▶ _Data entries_
━━━

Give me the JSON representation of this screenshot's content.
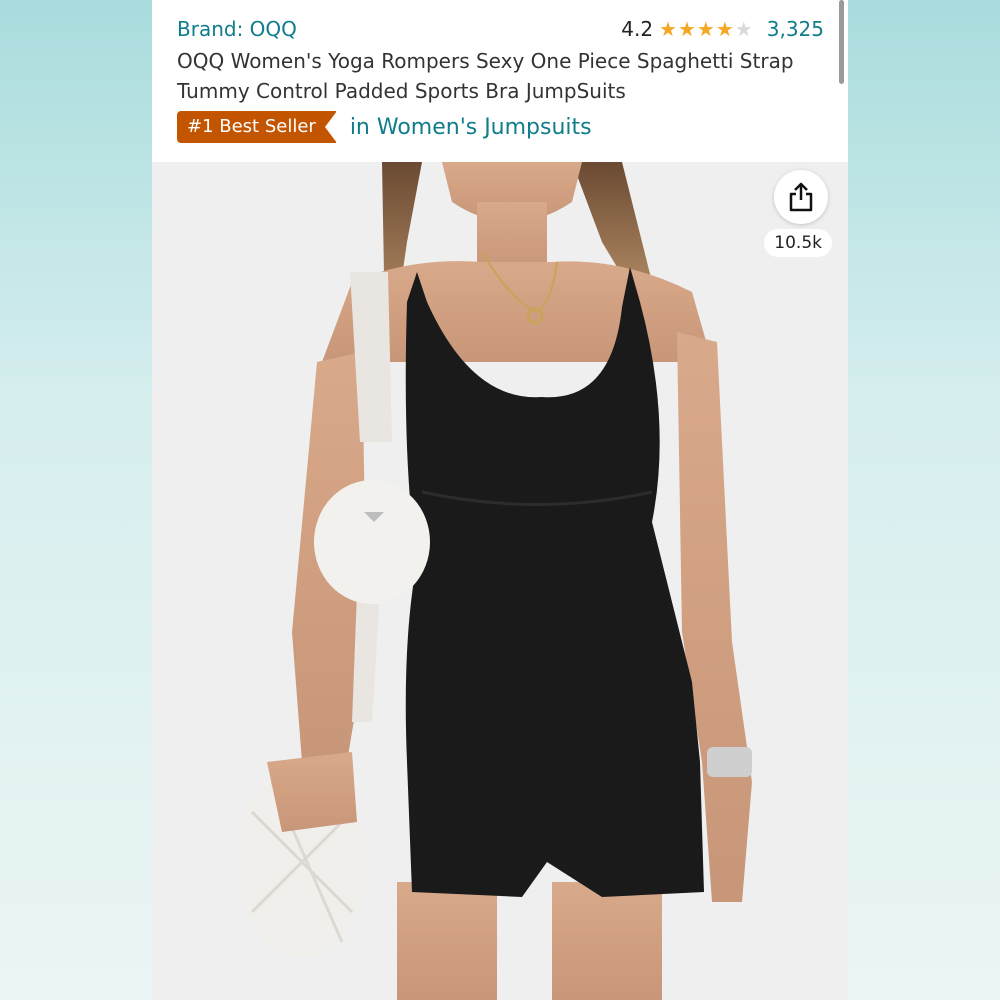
{
  "header": {
    "brand": "Brand: OQQ",
    "rating_value": "4.2",
    "rating_stars": 4.2,
    "review_count": "3,325",
    "title": "OQQ Women's Yoga Rompers Sexy One Piece Spaghetti Strap Tummy Control Padded Sports Bra JumpSuits",
    "badge": "#1 Best Seller",
    "category": "in Women's Jumpsuits"
  },
  "share": {
    "icon": "share-icon",
    "count": "10.5k"
  },
  "colors": {
    "link": "#0f7d8a",
    "badge": "#c45500",
    "star": "#f5a623"
  }
}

━━━

▶ _TASK DESCRIPTION_
Each record above is to be restated exactly, with its pictures removed from the copy.

▶ _FINISHED ANSWER_
Give me the JSON representation of this screenshot's content.
{
  "header": {
    "brand": "Brand: OQQ",
    "rating_value": "4.2",
    "rating_stars": 4.2,
    "review_count": "3,325",
    "title": "OQQ Women's Yoga Rompers Sexy One Piece Spaghetti Strap Tummy Control Padded Sports Bra JumpSuits",
    "badge": "#1 Best Seller",
    "category": "in Women's Jumpsuits"
  },
  "share": {
    "icon": "share-icon",
    "count": "10.5k"
  },
  "colors": {
    "link": "#0f7d8a",
    "badge": "#c45500",
    "star": "#f5a623"
  }
}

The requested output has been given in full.